* TASK TO COMPLETE
Copy each entry as it stands, leaving nothing out.

* Structured figure records
** begin **

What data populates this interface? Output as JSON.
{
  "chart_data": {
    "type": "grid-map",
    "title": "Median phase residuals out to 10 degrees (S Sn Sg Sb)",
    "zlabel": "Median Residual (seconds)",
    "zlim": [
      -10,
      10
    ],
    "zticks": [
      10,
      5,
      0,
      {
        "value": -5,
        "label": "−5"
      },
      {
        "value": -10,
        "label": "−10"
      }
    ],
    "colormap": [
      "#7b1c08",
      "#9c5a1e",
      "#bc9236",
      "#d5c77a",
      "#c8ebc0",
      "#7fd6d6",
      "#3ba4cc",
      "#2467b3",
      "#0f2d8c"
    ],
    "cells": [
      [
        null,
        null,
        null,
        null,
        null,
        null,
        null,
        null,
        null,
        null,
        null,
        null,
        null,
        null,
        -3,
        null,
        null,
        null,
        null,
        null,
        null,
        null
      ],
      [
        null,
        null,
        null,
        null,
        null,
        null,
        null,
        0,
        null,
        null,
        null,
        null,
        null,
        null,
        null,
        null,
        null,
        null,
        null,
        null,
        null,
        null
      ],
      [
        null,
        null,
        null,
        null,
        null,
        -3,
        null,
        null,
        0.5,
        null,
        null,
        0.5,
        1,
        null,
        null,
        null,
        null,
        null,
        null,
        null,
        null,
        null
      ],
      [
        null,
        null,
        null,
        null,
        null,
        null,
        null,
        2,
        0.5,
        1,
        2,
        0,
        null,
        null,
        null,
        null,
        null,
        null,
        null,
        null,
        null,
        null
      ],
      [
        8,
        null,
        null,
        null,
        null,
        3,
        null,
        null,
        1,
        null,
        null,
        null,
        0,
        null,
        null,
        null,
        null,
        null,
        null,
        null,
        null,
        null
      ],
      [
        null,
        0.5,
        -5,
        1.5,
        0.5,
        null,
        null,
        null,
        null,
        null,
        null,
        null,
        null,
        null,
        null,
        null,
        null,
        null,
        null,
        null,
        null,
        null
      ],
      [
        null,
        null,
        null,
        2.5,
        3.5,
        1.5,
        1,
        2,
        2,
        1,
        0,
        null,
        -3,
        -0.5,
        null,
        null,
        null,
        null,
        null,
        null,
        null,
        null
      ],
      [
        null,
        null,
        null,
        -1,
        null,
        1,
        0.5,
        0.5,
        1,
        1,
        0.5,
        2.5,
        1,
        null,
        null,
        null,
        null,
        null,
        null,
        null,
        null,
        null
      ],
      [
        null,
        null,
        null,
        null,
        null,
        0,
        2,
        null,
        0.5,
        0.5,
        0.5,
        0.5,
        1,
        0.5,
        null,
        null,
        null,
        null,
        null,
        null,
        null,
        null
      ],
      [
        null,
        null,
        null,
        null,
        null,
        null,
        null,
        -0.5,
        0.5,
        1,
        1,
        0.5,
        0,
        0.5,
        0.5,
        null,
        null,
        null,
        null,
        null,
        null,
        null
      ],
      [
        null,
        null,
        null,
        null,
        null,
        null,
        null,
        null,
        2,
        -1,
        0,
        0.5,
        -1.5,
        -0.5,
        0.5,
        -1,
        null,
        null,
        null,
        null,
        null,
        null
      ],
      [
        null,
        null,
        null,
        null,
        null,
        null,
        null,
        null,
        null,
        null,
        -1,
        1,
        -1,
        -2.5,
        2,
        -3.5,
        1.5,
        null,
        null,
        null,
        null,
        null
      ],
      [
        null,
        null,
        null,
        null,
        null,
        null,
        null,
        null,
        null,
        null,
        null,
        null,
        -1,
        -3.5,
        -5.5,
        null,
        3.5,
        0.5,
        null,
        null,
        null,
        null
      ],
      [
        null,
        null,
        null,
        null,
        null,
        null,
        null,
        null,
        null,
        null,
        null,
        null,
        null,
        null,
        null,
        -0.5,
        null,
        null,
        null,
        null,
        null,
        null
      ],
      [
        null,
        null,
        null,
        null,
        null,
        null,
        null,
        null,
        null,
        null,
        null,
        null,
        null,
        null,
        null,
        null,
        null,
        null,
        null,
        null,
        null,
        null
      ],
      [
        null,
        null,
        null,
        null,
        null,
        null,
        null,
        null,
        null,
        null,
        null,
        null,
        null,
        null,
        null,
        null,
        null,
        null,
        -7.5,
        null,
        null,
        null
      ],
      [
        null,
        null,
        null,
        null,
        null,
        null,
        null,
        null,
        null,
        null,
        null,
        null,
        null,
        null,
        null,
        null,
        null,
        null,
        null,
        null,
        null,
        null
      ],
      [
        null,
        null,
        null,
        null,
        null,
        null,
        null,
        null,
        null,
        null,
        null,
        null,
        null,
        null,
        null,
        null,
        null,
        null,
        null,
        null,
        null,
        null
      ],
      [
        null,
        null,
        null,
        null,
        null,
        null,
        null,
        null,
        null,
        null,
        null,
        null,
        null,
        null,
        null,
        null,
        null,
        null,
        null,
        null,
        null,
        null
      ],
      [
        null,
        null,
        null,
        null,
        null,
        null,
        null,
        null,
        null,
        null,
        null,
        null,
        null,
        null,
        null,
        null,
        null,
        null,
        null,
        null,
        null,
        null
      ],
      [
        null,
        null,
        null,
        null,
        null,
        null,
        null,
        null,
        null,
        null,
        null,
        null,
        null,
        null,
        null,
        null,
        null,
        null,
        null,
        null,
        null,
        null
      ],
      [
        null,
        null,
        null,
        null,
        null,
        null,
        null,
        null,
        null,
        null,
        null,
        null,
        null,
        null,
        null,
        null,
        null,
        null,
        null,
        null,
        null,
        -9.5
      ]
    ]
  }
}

** end **

* RESULT
What data populates this interface? Output as JSON.
{
  "chart_data": {
    "type": "grid-map",
    "title": "Median phase residuals out to 10 degrees (S Sn Sg Sb)",
    "zlabel": "Median Residual (seconds)",
    "zlim": [
      -10,
      10
    ],
    "zticks": [
      10,
      5,
      0,
      {
        "value": -5,
        "label": "−5"
      },
      {
        "value": -10,
        "label": "−10"
      }
    ],
    "colormap": [
      "#7b1c08",
      "#9c5a1e",
      "#bc9236",
      "#d5c77a",
      "#c8ebc0",
      "#7fd6d6",
      "#3ba4cc",
      "#2467b3",
      "#0f2d8c"
    ],
    "cells": [
      [
        null,
        null,
        null,
        null,
        null,
        null,
        null,
        null,
        null,
        null,
        null,
        null,
        null,
        null,
        -3,
        null,
        null,
        null,
        null,
        null,
        null,
        null
      ],
      [
        null,
        null,
        null,
        null,
        null,
        null,
        null,
        0,
        null,
        null,
        null,
        null,
        null,
        null,
        null,
        null,
        null,
        null,
        null,
        null,
        null,
        null
      ],
      [
        null,
        null,
        null,
        null,
        null,
        -3,
        null,
        null,
        0.5,
        null,
        null,
        0.5,
        1,
        null,
        null,
        null,
        null,
        null,
        null,
        null,
        null,
        null
      ],
      [
        null,
        null,
        null,
        null,
        null,
        null,
        null,
        2,
        0.5,
        1,
        2,
        0,
        null,
        null,
        null,
        null,
        null,
        null,
        null,
        null,
        null,
        null
      ],
      [
        8,
        null,
        null,
        null,
        null,
        3,
        null,
        null,
        1,
        null,
        null,
        null,
        0,
        null,
        null,
        null,
        null,
        null,
        null,
        null,
        null,
        null
      ],
      [
        null,
        0.5,
        -5,
        1.5,
        0.5,
        null,
        null,
        null,
        null,
        null,
        null,
        null,
        null,
        null,
        null,
        null,
        null,
        null,
        null,
        null,
        null,
        null
      ],
      [
        null,
        null,
        null,
        2.5,
        3.5,
        1.5,
        1,
        2,
        2,
        1,
        0,
        null,
        -3,
        -0.5,
        null,
        null,
        null,
        null,
        null,
        null,
        null,
        null
      ],
      [
        null,
        null,
        null,
        -1,
        null,
        1,
        0.5,
        0.5,
        1,
        1,
        0.5,
        2.5,
        1,
        null,
        null,
        null,
        null,
        null,
        null,
        null,
        null,
        null
      ],
      [
        null,
        null,
        null,
        null,
        null,
        0,
        2,
        null,
        0.5,
        0.5,
        0.5,
        0.5,
        1,
        0.5,
        null,
        null,
        null,
        null,
        null,
        null,
        null,
        null
      ],
      [
        null,
        null,
        null,
        null,
        null,
        null,
        null,
        -0.5,
        0.5,
        1,
        1,
        0.5,
        0,
        0.5,
        0.5,
        null,
        null,
        null,
        null,
        null,
        null,
        null
      ],
      [
        null,
        null,
        null,
        null,
        null,
        null,
        null,
        null,
        2,
        -1,
        0,
        0.5,
        -1.5,
        -0.5,
        0.5,
        -1,
        null,
        null,
        null,
        null,
        null,
        null
      ],
      [
        null,
        null,
        null,
        null,
        null,
        null,
        null,
        null,
        null,
        null,
        -1,
        1,
        -1,
        -2.5,
        2,
        -3.5,
        1.5,
        null,
        null,
        null,
        null,
        null
      ],
      [
        null,
        null,
        null,
        null,
        null,
        null,
        null,
        null,
        null,
        null,
        null,
        null,
        -1,
        -3.5,
        -5.5,
        null,
        3.5,
        0.5,
        null,
        null,
        null,
        null
      ],
      [
        null,
        null,
        null,
        null,
        null,
        null,
        null,
        null,
        null,
        null,
        null,
        null,
        null,
        null,
        null,
        -0.5,
        null,
        null,
        null,
        null,
        null,
        null
      ],
      [
        null,
        null,
        null,
        null,
        null,
        null,
        null,
        null,
        null,
        null,
        null,
        null,
        null,
        null,
        null,
        null,
        null,
        null,
        null,
        null,
        null,
        null
      ],
      [
        null,
        null,
        null,
        null,
        null,
        null,
        null,
        null,
        null,
        null,
        null,
        null,
        null,
        null,
        null,
        null,
        null,
        null,
        -7.5,
        null,
        null,
        null
      ],
      [
        null,
        null,
        null,
        null,
        null,
        null,
        null,
        null,
        null,
        null,
        null,
        null,
        null,
        null,
        null,
        null,
        null,
        null,
        null,
        null,
        null,
        null
      ],
      [
        null,
        null,
        null,
        null,
        null,
        null,
        null,
        null,
        null,
        null,
        null,
        null,
        null,
        null,
        null,
        null,
        null,
        null,
        null,
        null,
        null,
        null
      ],
      [
        null,
        null,
        null,
        null,
        null,
        null,
        null,
        null,
        null,
        null,
        null,
        null,
        null,
        null,
        null,
        null,
        null,
        null,
        null,
        null,
        null,
        null
      ],
      [
        null,
        null,
        null,
        null,
        null,
        null,
        null,
        null,
        null,
        null,
        null,
        null,
        null,
        null,
        null,
        null,
        null,
        null,
        null,
        null,
        null,
        null
      ],
      [
        null,
        null,
        null,
        null,
        null,
        null,
        null,
        null,
        null,
        null,
        null,
        null,
        null,
        null,
        null,
        null,
        null,
        null,
        null,
        null,
        null,
        null
      ],
      [
        null,
        null,
        null,
        null,
        null,
        null,
        null,
        null,
        null,
        null,
        null,
        null,
        null,
        null,
        null,
        null,
        null,
        null,
        null,
        null,
        null,
        -9.5
      ]
    ]
  }
}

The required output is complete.